Seçilen Metin:
Mlliyet Milliyet Blog Milliyet Blog
 
Facebook Connect
Blog Kategorileri
 

21 Mayıs '08

 
Kategori
Kitap
 

Gazete

Gazete
 

Gazete Ve Önemi...


Uzun yıllar oldu. Her ay satışa çıktığı ilk gün mutlaka Atlas dergisi ile National Geographic dergisini tükenmeden bayiiden alırım. National Geographic 1800 lü yılların son çeyreğinden bu yana okuyucuları ile her ay buluşan Amerikan menşeli bir dergi. Atlas ise Türkiyemizde 1990 ‘lı yıllardan bu yana yayın hayatını aksatmadan, çeşitli zorluklara rağmen okuyucusu ile buluşan bir dergi.

Bunu yazmamın nedeni her iki derginin de içeriği, doğaya, bilime, sanata ve kültüre bakış açılarının bunda payı var. Bir diğer neden ise toplumumuzda okuma oranının azlığını vurgulamak için.

Her ay eve giren bu iki dergiyi evde benden başka okuyanda yok aslında. Liseye giden oğlum bile dergilerin kapağını açmıyor.

Çocuklarımıza okuma alışkanlığı veremiyoruz. Okullarda da bu yeterli değil ki, çocuklar kitap filan okuma gereğini duymuyor.

Alıntılanan Satırlar:
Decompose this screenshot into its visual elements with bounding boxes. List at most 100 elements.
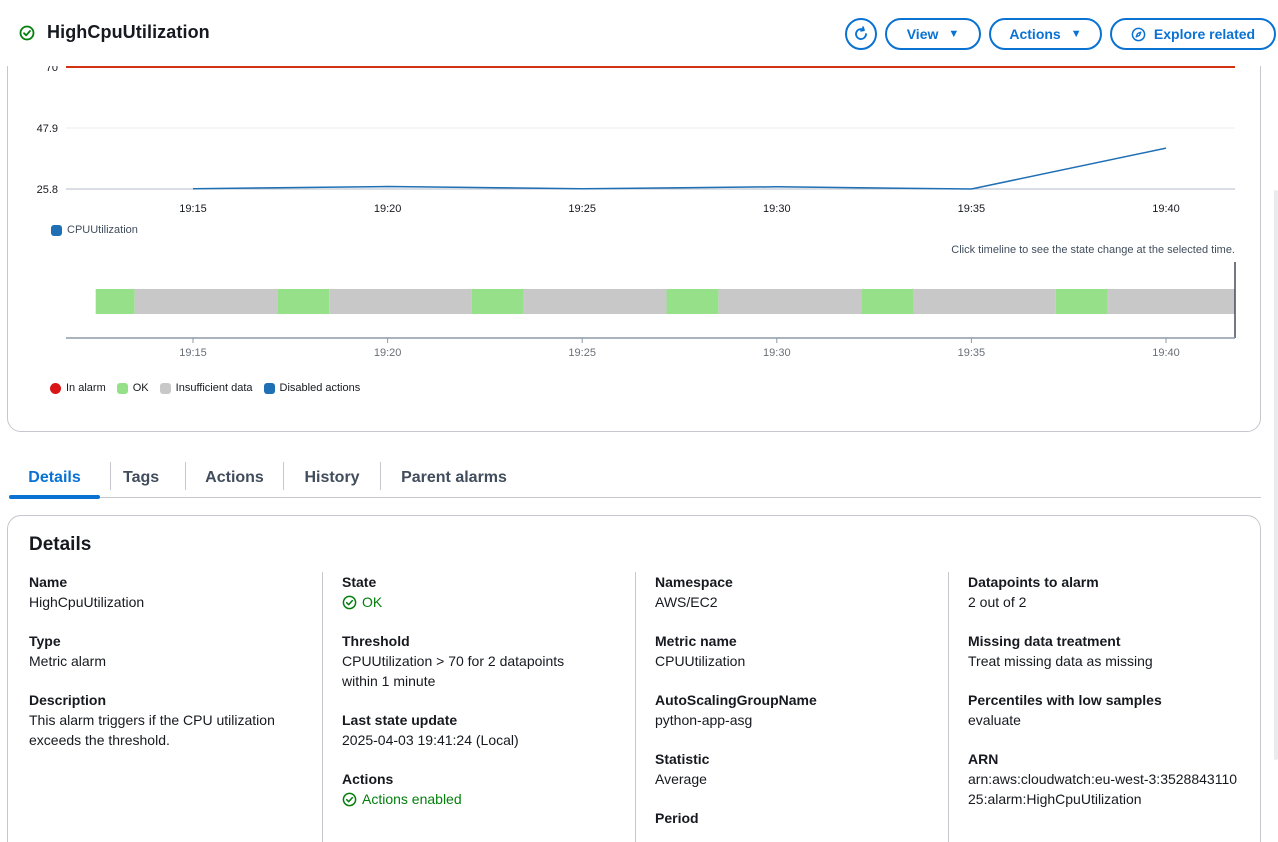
field-value: HighCpuUtilization [29, 594, 145, 610]
timeline-segment-insufficient [1107, 289, 1235, 314]
timeline-segment-ok [471, 289, 524, 314]
timeline-tick-label: 19:15 [179, 347, 207, 359]
timeline-segment-insufficient [913, 289, 1056, 314]
timeline-tick-label: 19:25 [568, 347, 596, 359]
legend-disabled: Disabled actions [263, 382, 361, 394]
legend-in-alarm-label: In alarm [66, 382, 106, 394]
field-value: Average [655, 771, 707, 787]
details-column-3: Namespace AWS/EC2 Metric name CPUUtiliza… [655, 572, 945, 842]
field-label: Name [29, 574, 68, 590]
column-divider [635, 572, 636, 842]
status-ok-icon [342, 595, 357, 609]
field-label: Statistic [655, 751, 710, 767]
field-label: Period [655, 810, 699, 826]
ok-dot [116, 382, 128, 394]
field-label: Last state update [342, 712, 458, 728]
field-missing-data: Missing data treatment Treat missing dat… [968, 631, 1258, 671]
explore-button-label: Explore related [1153, 26, 1256, 42]
legend-ok: OK [116, 382, 149, 394]
metric-chart: 7047.925.819:15 19:20 19:25 19:30 19:35 19:40… [37, 62, 1236, 359]
field-metric-name: Metric name CPUUtilization [655, 631, 945, 671]
field-description: Description This alarm triggers if the C… [29, 690, 319, 750]
column-divider [322, 572, 323, 842]
legend-ok-label: OK [132, 382, 149, 394]
actions-enabled-value: Actions enabled [342, 789, 632, 809]
page-title: HighCpuUtilization [47, 22, 210, 42]
detail-tabs: Details Tags Actions History Parent alar… [9, 458, 1261, 499]
state-ok-value: OK [342, 592, 632, 612]
field-value: Metric alarm [29, 653, 107, 669]
alarm-header: HighCpuUtilization View ▼ Actions ▼ Expl… [0, 0, 1278, 66]
legend-disabled-label: Disabled actions [279, 382, 361, 394]
field-value: 2025-04-03 19:41:24 (Local) [342, 732, 519, 748]
details-panel: Details Name HighCpuUtilization Type Met… [7, 515, 1261, 842]
details-column-1: Name HighCpuUtilization Type Metric alar… [29, 572, 319, 769]
x-tick-label: 19:15 [179, 203, 207, 215]
details-column-2: State OK Threshold CPUUtilization > 70 f… [342, 572, 632, 828]
field-label: ARN [968, 751, 999, 767]
details-title: Details [29, 534, 92, 555]
timeline-segment-ok [277, 289, 330, 314]
field-value: 2 out of 2 [968, 594, 1027, 610]
series-legend-label: CPUUtilization [67, 224, 138, 236]
field-asg: AutoScalingGroupName python-app-asg [655, 690, 945, 730]
field-label: Percentiles with low samples [968, 692, 1162, 708]
compass-icon [1131, 27, 1146, 41]
field-label: Threshold [342, 633, 410, 649]
field-state: State OK [342, 572, 632, 612]
field-label: AutoScalingGroupName [655, 692, 817, 708]
field-label: Namespace [655, 574, 733, 590]
tab-actions[interactable]: Actions [186, 458, 283, 498]
view-button[interactable]: View ▼ [885, 18, 981, 50]
tab-history[interactable]: History [284, 458, 380, 498]
in-alarm-dot [50, 382, 61, 394]
series-legend[interactable]: CPUUtilization [51, 224, 138, 236]
legend-insufficient: Insufficient data [159, 382, 253, 394]
field-value: This alarm triggers if the CPU utilizati… [29, 712, 275, 748]
column-divider [948, 572, 949, 842]
view-button-label: View [906, 26, 939, 42]
x-tick-label: 19:20 [374, 203, 402, 215]
series-line [192, 147, 1167, 190]
timeline-segment-ok [861, 289, 914, 314]
field-label: State [342, 574, 377, 590]
x-tick-label: 19:35 [958, 203, 986, 215]
state-legend: In alarm OK Insufficient data Disabled a… [50, 382, 371, 394]
y-tick-label: 25.8 [37, 184, 58, 196]
field-value: CPUUtilization [655, 653, 746, 669]
title-wrap: HighCpuUtilization [19, 22, 210, 43]
field-name: Name HighCpuUtilization [29, 572, 319, 612]
field-value: CPUUtilization > 70 for 2 datapoints wit… [342, 653, 565, 689]
field-label: Description [29, 692, 107, 708]
field-label: Type [29, 633, 61, 649]
tab-parent-alarms[interactable]: Parent alarms [381, 458, 527, 498]
status-ok-icon [19, 25, 35, 40]
page-scrollbar[interactable] [1274, 190, 1278, 760]
timeline-segment-insufficient [134, 289, 278, 314]
status-ok-icon [342, 792, 357, 806]
caret-down-icon: ▼ [1070, 28, 1082, 40]
legend-insufficient-label: Insufficient data [175, 382, 253, 394]
timeline-segment-insufficient [523, 289, 667, 314]
field-label: Datapoints to alarm [968, 574, 1099, 590]
refresh-icon [855, 26, 867, 40]
refresh-button[interactable] [845, 18, 877, 50]
timeline-hint: Click timeline to see the state change a… [951, 244, 1235, 256]
timeline-segment-ok [1055, 289, 1108, 314]
timeline-tick-label: 19:35 [958, 347, 986, 359]
field-label: Metric name [655, 633, 737, 649]
field-value: python-app-asg [655, 712, 753, 728]
field-percentiles: Percentiles with low samples evaluate [968, 690, 1258, 730]
tab-tags[interactable]: Tags [123, 458, 185, 498]
timeline-segment-ok [95, 289, 135, 314]
series-swatch [51, 224, 62, 236]
tab-details[interactable]: Details [9, 458, 100, 499]
field-statistic: Statistic Average [655, 749, 945, 789]
timeline-segment-insufficient [718, 289, 862, 314]
field-last-update: Last state update 2025-04-03 19:41:24 (L… [342, 710, 632, 750]
explore-related-button[interactable]: Explore related [1110, 18, 1276, 50]
actions-button[interactable]: Actions ▼ [989, 18, 1102, 50]
actions-button-label: Actions [1009, 26, 1061, 42]
field-namespace: Namespace AWS/EC2 [655, 572, 945, 612]
field-type: Type Metric alarm [29, 631, 319, 671]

Görev Koşulları:
a. Okuma alışkanlığı yazısında "Bunu yazmamın nedeni" sözlerini içeren yerden başlayıp "dergilerin kapağını açmıyor." sözlerinden sonra durarak o kısmı aynen yeniden yazınız.
b. Okuma alışkanlığı yazısına göre Atlas dergisi hangi yıllardan bu yana yayımlanmaktadır?
c. Okuma alışkanlığı yazısını son cümlesinden sonra kaldığı yerden devam ettiriniz.
Satırların okuma alışkanlığı yazısıyla hiçbir bağlantısı yoktur.

Görev Sonuçları:
a.
Bunu yazmamın nedeni her iki derginin de içeriği, doğaya, bilime, sanata ve kültüre bakış açılarının bunda payı var. Bir diğer neden ise toplumumuzda okuma oranının azlığını vurgulamak için.

Her ay eve giren bu iki dergiyi evde benden başka okuyanda yok aslında. Liseye giden oğlum bile dergilerin kapağını açmıyor.

b. 1990'lı yıllardan bu yana.

c.
18-20 yaşlarında genç bir arkadaşa sordum. ”Ben gazete falan okumuyorum” dedi.Nedenini sordum. ”Bana göre değil, yazarların yazdıkları bana yabancı…”dedi ve ekledi, “zaten okuduklarımdan da bir şey anlamıyorum”. Sordum ”Ülkemizde, dünyada, yakın çevremizde olan bitenleri nasıl takip ediyorsun?” diye. Omuz silkti umursamamacasına. ”Televizyonlara bakarım arada bir”.

Haberleri televizyonlara havale etmiş. Zahmetsiz iş. Kafa yormaya, düşünmeye, düşünce üretmeye gerek yok. Gazeteyi, dergiyi kim okuyacak. Oy verme zamanı gider oyumu veririm olur biter. Zaten vatandaşlık görevi değil mi oy vermek. Kimin ne yaptığı, ettiği umurumda bile değil. Maalesef çoğu gencimizde var olan yaklaşım bu.

Ekmek parası nasıl kazanılıyor, ekonomi nedir ne değildir, umurunda değil...

Öğrenim görmüş bir gencimiz. Hayata atılma zamanı.

Gazete okumuyor. Gerekte görmüyor.

Elbette bu tüm gençlerimiz için düşünülecek bir durum değil. Ama oldukça çoğunlukta. Gazete ve kitaplardan kopan, yabancılaşan gençlerimiz.

Peki neden?

Başta eğitim sistemimizden. Eğitim sisteminin sorgulanması lazım. Sınavlarda birbiriyle yarışan, bir soru fazlası ile okul kazanan bir soru eksiği ile kaybeden gençlerimiz.

Öğretilenlerin yanlışları, doğruları öğretiliyor mu? Gençlerimiz, öğrendiklerinin toplumsal yaşamımızdaki yerini biliyor mu? Gazete ve kitap okumadan ve okutmadan bu mümkün mü?

Okullarda çıkarılan duvar gazeteleri var. Çoğu amacına uygun değil.Yada çıkarılmıyor. Gerek görülmüyor. Oysa okumanın, olan bitenleri anlamanın yaşamımıza yön vermede, teslimiyetçi olmamada, her denilenin doğruluğunun sorgulanmasında önemi yadsınamayacak kadar büyüktür.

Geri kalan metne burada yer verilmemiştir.